(Dataset entries)
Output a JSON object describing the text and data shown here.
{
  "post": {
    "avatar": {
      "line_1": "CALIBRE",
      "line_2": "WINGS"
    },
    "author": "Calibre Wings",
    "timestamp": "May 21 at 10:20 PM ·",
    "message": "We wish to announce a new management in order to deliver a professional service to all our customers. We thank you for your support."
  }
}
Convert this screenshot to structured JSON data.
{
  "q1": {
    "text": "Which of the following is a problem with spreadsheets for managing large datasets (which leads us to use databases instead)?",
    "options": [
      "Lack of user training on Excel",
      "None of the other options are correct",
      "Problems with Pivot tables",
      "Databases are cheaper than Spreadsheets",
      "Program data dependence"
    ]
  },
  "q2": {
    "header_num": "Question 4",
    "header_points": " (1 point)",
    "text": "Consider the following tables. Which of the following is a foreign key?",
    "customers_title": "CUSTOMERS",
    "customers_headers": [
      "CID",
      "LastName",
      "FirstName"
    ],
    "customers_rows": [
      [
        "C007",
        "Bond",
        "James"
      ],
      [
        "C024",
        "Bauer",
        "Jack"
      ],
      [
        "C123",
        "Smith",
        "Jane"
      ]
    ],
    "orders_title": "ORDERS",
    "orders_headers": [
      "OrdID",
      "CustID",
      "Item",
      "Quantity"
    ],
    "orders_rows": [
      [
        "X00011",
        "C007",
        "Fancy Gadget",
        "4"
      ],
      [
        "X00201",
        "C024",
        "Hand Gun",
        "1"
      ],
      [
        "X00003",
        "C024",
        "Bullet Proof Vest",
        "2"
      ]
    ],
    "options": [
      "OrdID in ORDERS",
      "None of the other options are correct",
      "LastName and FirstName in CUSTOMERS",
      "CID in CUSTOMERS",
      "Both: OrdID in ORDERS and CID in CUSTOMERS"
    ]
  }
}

What is expected -> Emit the full listing verbatim.

Worked answer ->
Output a JSON object describing the text and data shown here.
{
  "post": {
    "avatar": {
      "line_1": "CALIBRE",
      "line_2": "WINGS"
    },
    "author": "Calibre Wings",
    "timestamp": "May 21 at 10:20 PM ·",
    "message": "We wish to announce a new management in order to deliver a professional service to all our customers. We thank you for your support."
  }
}
Convert this screenshot to structured JSON data.
{
  "q1": {
    "text": "Which of the following is a problem with spreadsheets for managing large datasets (which leads us to use databases instead)?",
    "options": [
      "Lack of user training on Excel",
      "None of the other options are correct",
      "Problems with Pivot tables",
      "Databases are cheaper than Spreadsheets",
      "Program data dependence"
    ]
  },
  "q2": {
    "header_num": "Question 4",
    "header_points": " (1 point)",
    "text": "Consider the following tables. Which of the following is a foreign key?",
    "customers_title": "CUSTOMERS",
    "customers_headers": [
      "CID",
      "LastName",
      "FirstName"
    ],
    "customers_rows": [
      [
        "C007",
        "Bond",
        "James"
      ],
      [
        "C024",
        "Bauer",
        "Jack"
      ],
      [
        "C123",
        "Smith",
        "Jane"
      ]
    ],
    "orders_title": "ORDERS",
    "orders_headers": [
      "OrdID",
      "CustID",
      "Item",
      "Quantity"
    ],
    "orders_rows": [
      [
        "X00011",
        "C007",
        "Fancy Gadget",
        "4"
      ],
      [
        "X00201",
        "C024",
        "Hand Gun",
        "1"
      ],
      [
        "X00003",
        "C024",
        "Bullet Proof Vest",
        "2"
      ]
    ],
    "options": [
      "OrdID in ORDERS",
      "None of the other options are correct",
      "LastName and FirstName in CUSTOMERS",
      "CID in CUSTOMERS",
      "Both: OrdID in ORDERS and CID in CUSTOMERS"
    ]
  }
}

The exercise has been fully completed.